**** RECORDS FOR THIS TASK

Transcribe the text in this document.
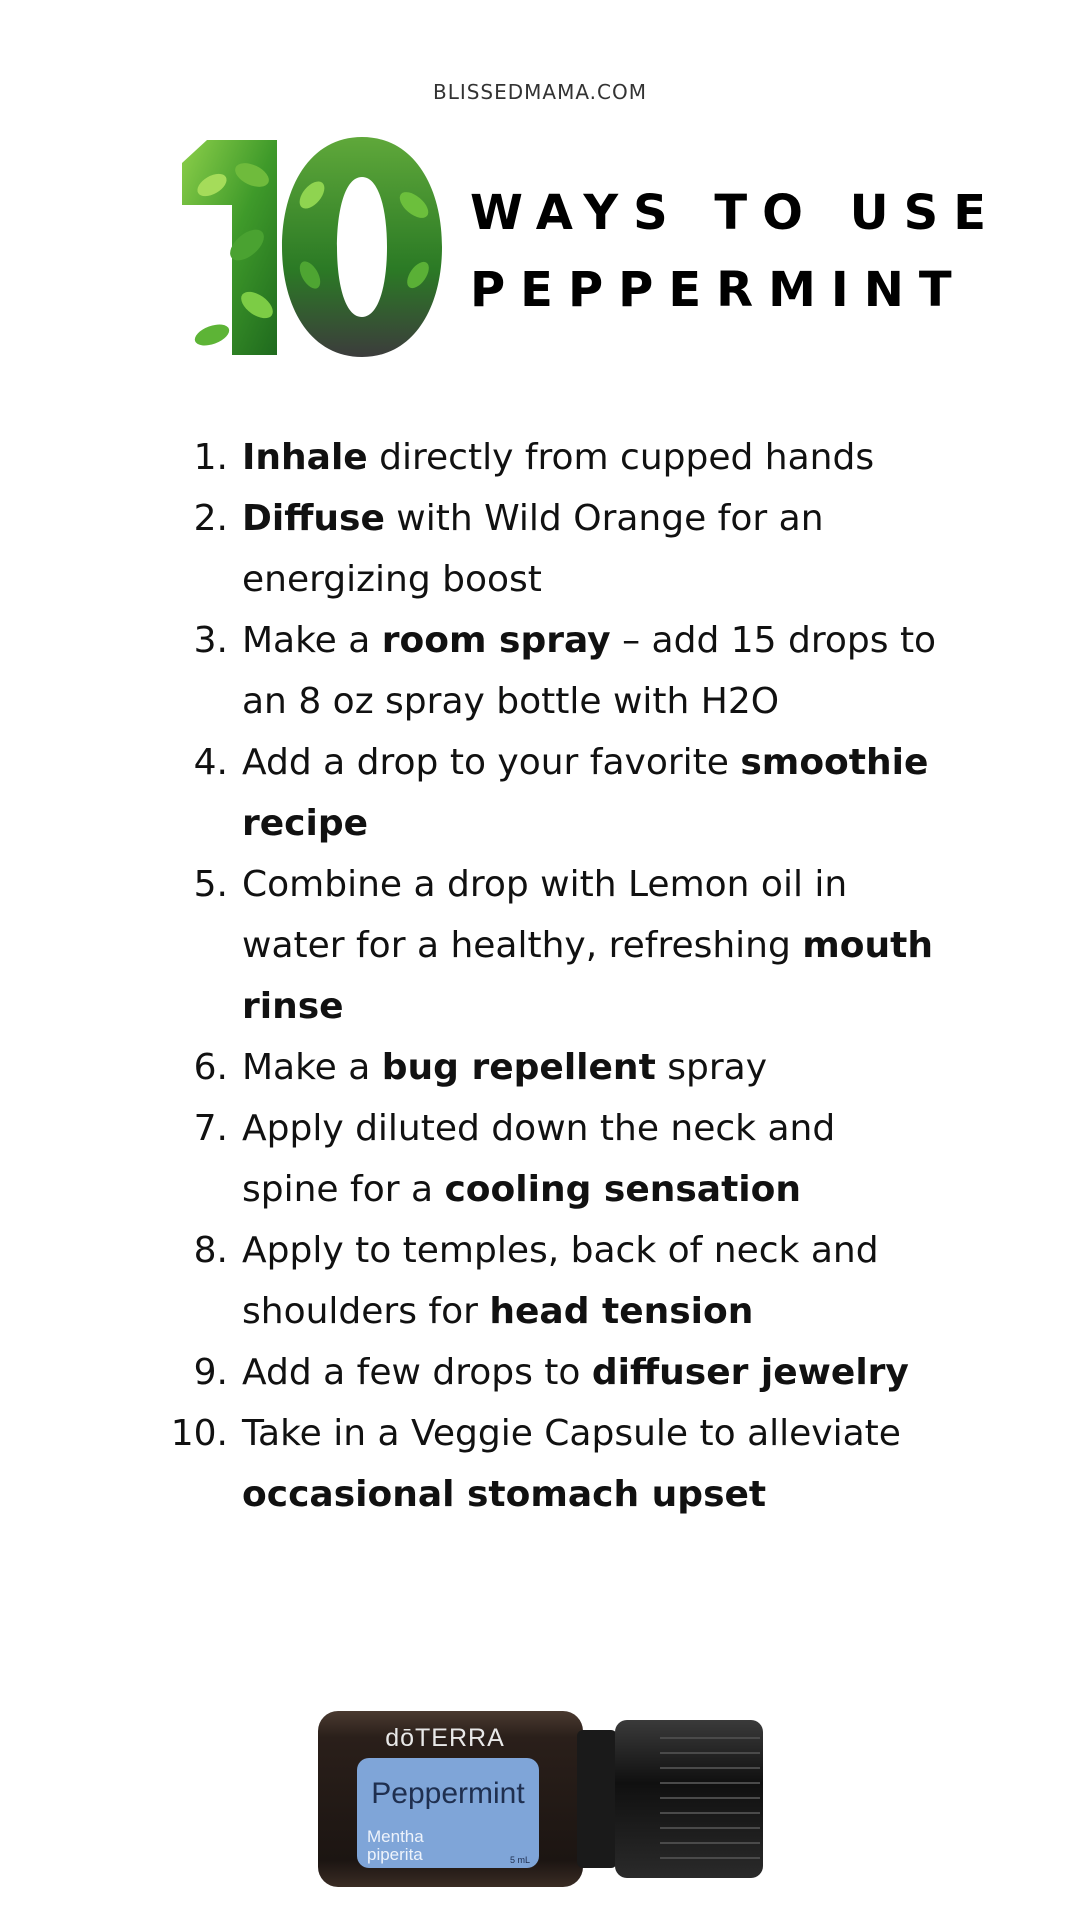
BLISSEDMAMA.COM
WAYS TO USE
PEPPERMINT
1. Inhale directly from cupped hands
2. Diffuse with Wild Orange for an energizing boost
3. Make a room spray – add 15 drops to an 8 oz spray bottle with H2O
4. Add a drop to your favorite smoothie recipe
5. Combine a drop with Lemon oil in water for a healthy, refreshing mouth rinse
6. Make a bug repellent spray
7. Apply diluted down the neck and spine for a cooling sensation
8. Apply to temples, back of neck and shoulders for head tension
9. Add a few drops to diffuser jewelry
10. Take in a Veggie Capsule to alleviate occasional stomach upset
dōTERRA
Peppermint
Mentha
piperita	5 mL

********

Retype every record above exactly as written, but leave out the pictures.

• _FINISHED EXERCISE_
Transcribe the text in this document.
BLISSEDMAMA.COM
WAYS TO USE
PEPPERMINT
1. Inhale directly from cupped hands
2. Diffuse with Wild Orange for an energizing boost
3. Make a room spray – add 15 drops to an 8 oz spray bottle with H2O
4. Add a drop to your favorite smoothie recipe
5. Combine a drop with Lemon oil in water for a healthy, refreshing mouth rinse
6. Make a bug repellent spray
7. Apply diluted down the neck and spine for a cooling sensation
8. Apply to temples, back of neck and shoulders for head tension
9. Add a few drops to diffuser jewelry
10. Take in a Veggie Capsule to alleviate occasional stomach upset
dōTERRA
Peppermint
Mentha
piperita	5 mL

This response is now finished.